[Excerpts from a figure dataset]
## Start
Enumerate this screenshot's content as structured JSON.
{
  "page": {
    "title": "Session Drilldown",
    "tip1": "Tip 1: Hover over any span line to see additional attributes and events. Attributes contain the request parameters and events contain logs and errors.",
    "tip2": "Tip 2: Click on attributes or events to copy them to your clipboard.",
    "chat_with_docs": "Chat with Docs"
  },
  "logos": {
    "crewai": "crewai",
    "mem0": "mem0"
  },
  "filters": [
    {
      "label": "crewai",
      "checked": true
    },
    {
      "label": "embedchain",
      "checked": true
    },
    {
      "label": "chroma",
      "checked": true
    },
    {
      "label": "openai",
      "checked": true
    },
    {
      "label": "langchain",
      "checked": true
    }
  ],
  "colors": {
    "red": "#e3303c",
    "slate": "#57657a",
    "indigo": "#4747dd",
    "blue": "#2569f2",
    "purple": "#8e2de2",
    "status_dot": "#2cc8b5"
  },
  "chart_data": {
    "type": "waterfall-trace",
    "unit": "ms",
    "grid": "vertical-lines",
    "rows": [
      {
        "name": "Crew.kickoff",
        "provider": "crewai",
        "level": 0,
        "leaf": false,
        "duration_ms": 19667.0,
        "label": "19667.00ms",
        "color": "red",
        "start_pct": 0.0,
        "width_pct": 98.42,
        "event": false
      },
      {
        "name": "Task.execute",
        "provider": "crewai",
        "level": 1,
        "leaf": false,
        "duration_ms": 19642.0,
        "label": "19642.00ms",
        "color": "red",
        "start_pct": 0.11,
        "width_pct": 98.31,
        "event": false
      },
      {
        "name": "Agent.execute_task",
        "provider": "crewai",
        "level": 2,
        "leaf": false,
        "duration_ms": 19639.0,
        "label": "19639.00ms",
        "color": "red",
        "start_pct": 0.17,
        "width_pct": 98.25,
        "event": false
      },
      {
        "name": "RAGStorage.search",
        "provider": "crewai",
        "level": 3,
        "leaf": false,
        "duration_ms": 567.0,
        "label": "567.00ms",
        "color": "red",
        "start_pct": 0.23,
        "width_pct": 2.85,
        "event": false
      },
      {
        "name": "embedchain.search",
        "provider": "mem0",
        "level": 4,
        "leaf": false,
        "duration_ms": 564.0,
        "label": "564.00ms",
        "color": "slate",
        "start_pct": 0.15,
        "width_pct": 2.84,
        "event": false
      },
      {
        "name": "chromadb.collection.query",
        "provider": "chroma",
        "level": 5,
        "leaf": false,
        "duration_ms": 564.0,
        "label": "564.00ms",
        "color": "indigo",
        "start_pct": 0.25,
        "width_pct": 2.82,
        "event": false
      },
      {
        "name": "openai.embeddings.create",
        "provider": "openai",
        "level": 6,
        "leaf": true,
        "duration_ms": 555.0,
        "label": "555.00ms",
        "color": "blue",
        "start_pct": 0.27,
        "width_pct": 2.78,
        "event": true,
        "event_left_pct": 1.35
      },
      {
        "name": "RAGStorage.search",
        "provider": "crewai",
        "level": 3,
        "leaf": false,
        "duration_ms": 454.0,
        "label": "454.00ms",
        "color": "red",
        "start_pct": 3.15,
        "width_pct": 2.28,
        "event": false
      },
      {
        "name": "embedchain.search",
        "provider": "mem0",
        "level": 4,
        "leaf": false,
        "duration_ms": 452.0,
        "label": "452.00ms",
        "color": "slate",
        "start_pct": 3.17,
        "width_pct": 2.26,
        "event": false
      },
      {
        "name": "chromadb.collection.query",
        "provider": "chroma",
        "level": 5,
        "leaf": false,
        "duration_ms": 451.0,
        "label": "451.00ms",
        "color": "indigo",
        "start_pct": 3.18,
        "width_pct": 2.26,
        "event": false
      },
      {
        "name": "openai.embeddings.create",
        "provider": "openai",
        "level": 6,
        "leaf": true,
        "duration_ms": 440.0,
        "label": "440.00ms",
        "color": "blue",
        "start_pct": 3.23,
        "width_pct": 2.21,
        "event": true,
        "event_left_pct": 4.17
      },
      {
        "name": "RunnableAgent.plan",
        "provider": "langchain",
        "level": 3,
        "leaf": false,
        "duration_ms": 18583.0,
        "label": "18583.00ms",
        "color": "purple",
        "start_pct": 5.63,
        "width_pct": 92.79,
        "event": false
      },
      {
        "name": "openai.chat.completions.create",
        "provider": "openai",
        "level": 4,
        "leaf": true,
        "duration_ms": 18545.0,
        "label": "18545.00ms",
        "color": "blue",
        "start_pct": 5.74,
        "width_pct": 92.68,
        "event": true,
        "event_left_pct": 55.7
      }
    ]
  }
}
## End
AIM:
Write all of the records out again exactly.

RESPONSE:
Enumerate this screenshot's content as structured JSON.
{
  "page": {
    "title": "Session Drilldown",
    "tip1": "Tip 1: Hover over any span line to see additional attributes and events. Attributes contain the request parameters and events contain logs and errors.",
    "tip2": "Tip 2: Click on attributes or events to copy them to your clipboard.",
    "chat_with_docs": "Chat with Docs"
  },
  "logos": {
    "crewai": "crewai",
    "mem0": "mem0"
  },
  "filters": [
    {
      "label": "crewai",
      "checked": true
    },
    {
      "label": "embedchain",
      "checked": true
    },
    {
      "label": "chroma",
      "checked": true
    },
    {
      "label": "openai",
      "checked": true
    },
    {
      "label": "langchain",
      "checked": true
    }
  ],
  "colors": {
    "red": "#e3303c",
    "slate": "#57657a",
    "indigo": "#4747dd",
    "blue": "#2569f2",
    "purple": "#8e2de2",
    "status_dot": "#2cc8b5"
  },
  "chart_data": {
    "type": "waterfall-trace",
    "unit": "ms",
    "grid": "vertical-lines",
    "rows": [
      {
        "name": "Crew.kickoff",
        "provider": "crewai",
        "level": 0,
        "leaf": false,
        "duration_ms": 19667.0,
        "label": "19667.00ms",
        "color": "red",
        "start_pct": 0.0,
        "width_pct": 98.42,
        "event": false
      },
      {
        "name": "Task.execute",
        "provider": "crewai",
        "level": 1,
        "leaf": false,
        "duration_ms": 19642.0,
        "label": "19642.00ms",
        "color": "red",
        "start_pct": 0.11,
        "width_pct": 98.31,
        "event": false
      },
      {
        "name": "Agent.execute_task",
        "provider": "crewai",
        "level": 2,
        "leaf": false,
        "duration_ms": 19639.0,
        "label": "19639.00ms",
        "color": "red",
        "start_pct": 0.17,
        "width_pct": 98.25,
        "event": false
      },
      {
        "name": "RAGStorage.search",
        "provider": "crewai",
        "level": 3,
        "leaf": false,
        "duration_ms": 567.0,
        "label": "567.00ms",
        "color": "red",
        "start_pct": 0.23,
        "width_pct": 2.85,
        "event": false
      },
      {
        "name": "embedchain.search",
        "provider": "mem0",
        "level": 4,
        "leaf": false,
        "duration_ms": 564.0,
        "label": "564.00ms",
        "color": "slate",
        "start_pct": 0.15,
        "width_pct": 2.84,
        "event": false
      },
      {
        "name": "chromadb.collection.query",
        "provider": "chroma",
        "level": 5,
        "leaf": false,
        "duration_ms": 564.0,
        "label": "564.00ms",
        "color": "indigo",
        "start_pct": 0.25,
        "width_pct": 2.82,
        "event": false
      },
      {
        "name": "openai.embeddings.create",
        "provider": "openai",
        "level": 6,
        "leaf": true,
        "duration_ms": 555.0,
        "label": "555.00ms",
        "color": "blue",
        "start_pct": 0.27,
        "width_pct": 2.78,
        "event": true,
        "event_left_pct": 1.35
      },
      {
        "name": "RAGStorage.search",
        "provider": "crewai",
        "level": 3,
        "leaf": false,
        "duration_ms": 454.0,
        "label": "454.00ms",
        "color": "red",
        "start_pct": 3.15,
        "width_pct": 2.28,
        "event": false
      },
      {
        "name": "embedchain.search",
        "provider": "mem0",
        "level": 4,
        "leaf": false,
        "duration_ms": 452.0,
        "label": "452.00ms",
        "color": "slate",
        "start_pct": 3.17,
        "width_pct": 2.26,
        "event": false
      },
      {
        "name": "chromadb.collection.query",
        "provider": "chroma",
        "level": 5,
        "leaf": false,
        "duration_ms": 451.0,
        "label": "451.00ms",
        "color": "indigo",
        "start_pct": 3.18,
        "width_pct": 2.26,
        "event": false
      },
      {
        "name": "openai.embeddings.create",
        "provider": "openai",
        "level": 6,
        "leaf": true,
        "duration_ms": 440.0,
        "label": "440.00ms",
        "color": "blue",
        "start_pct": 3.23,
        "width_pct": 2.21,
        "event": true,
        "event_left_pct": 4.17
      },
      {
        "name": "RunnableAgent.plan",
        "provider": "langchain",
        "level": 3,
        "leaf": false,
        "duration_ms": 18583.0,
        "label": "18583.00ms",
        "color": "purple",
        "start_pct": 5.63,
        "width_pct": 92.79,
        "event": false
      },
      {
        "name": "openai.chat.completions.create",
        "provider": "openai",
        "level": 4,
        "leaf": true,
        "duration_ms": 18545.0,
        "label": "18545.00ms",
        "color": "blue",
        "start_pct": 5.74,
        "width_pct": 92.68,
        "event": true,
        "event_left_pct": 55.7
      }
    ]
  }
}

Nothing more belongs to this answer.